PROBLEM DESCRIPTION:
Find all lines in the listing that include the word "Termin", then copy them.

----

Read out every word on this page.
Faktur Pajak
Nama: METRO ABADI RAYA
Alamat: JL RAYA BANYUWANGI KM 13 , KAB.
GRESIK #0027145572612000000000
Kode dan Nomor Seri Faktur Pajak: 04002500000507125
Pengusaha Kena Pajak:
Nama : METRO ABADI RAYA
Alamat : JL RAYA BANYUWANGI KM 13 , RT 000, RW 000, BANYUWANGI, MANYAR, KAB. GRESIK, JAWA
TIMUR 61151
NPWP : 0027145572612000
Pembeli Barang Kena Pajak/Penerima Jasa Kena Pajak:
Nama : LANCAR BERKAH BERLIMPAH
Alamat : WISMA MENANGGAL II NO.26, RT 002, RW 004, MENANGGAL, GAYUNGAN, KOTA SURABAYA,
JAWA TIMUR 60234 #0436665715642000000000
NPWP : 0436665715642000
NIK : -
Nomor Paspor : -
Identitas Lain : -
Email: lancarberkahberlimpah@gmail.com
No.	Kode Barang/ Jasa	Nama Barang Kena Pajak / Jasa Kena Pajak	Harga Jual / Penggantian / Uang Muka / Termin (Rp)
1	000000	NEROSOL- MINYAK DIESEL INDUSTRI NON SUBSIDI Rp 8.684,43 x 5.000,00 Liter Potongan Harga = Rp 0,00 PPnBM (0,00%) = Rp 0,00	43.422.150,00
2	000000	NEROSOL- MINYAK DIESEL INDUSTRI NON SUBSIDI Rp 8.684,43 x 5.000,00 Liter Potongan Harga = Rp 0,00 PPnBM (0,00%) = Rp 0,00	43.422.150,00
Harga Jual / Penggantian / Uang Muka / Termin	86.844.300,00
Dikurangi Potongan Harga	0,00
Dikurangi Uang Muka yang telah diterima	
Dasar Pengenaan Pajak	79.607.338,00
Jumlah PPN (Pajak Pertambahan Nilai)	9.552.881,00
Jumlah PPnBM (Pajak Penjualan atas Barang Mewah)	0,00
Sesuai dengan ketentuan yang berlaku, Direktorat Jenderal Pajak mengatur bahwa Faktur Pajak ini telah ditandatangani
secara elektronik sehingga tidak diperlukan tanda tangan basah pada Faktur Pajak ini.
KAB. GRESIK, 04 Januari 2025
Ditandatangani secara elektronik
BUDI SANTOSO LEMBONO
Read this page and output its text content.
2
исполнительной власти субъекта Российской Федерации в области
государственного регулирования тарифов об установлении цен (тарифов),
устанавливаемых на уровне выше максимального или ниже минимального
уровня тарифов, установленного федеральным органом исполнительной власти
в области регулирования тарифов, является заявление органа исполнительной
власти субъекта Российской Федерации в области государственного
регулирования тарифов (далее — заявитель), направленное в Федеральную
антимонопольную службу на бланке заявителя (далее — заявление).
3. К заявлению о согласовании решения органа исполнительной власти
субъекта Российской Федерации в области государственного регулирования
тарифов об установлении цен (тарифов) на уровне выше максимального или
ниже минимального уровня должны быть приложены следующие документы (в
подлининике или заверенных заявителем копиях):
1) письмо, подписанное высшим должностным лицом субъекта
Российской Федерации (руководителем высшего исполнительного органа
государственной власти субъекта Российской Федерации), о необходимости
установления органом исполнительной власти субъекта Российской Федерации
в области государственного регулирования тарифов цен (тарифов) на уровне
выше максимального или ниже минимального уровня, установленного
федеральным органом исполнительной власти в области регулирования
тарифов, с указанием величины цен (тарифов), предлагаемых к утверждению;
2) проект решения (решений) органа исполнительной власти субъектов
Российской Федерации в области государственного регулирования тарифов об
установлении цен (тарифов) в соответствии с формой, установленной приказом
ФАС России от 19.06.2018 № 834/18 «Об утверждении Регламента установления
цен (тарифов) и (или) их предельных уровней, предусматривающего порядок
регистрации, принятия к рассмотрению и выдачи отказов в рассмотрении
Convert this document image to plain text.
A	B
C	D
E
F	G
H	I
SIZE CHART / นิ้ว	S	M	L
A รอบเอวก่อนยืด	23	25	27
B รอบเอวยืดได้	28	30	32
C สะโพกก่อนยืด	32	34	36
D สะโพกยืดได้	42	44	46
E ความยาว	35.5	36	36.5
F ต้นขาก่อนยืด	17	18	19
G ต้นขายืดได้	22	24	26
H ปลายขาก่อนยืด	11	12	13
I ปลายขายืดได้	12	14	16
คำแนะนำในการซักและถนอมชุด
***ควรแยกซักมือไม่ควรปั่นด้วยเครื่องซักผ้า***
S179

----

RESPONSE TO THIS EXERCISE:
No.	Kode Barang/ Jasa	Nama Barang Kena Pajak / Jasa Kena Pajak	Harga Jual / Penggantian / Uang Muka / Termin (Rp)
Harga Jual / Penggantian / Uang Muka / Termin	86.844.300,00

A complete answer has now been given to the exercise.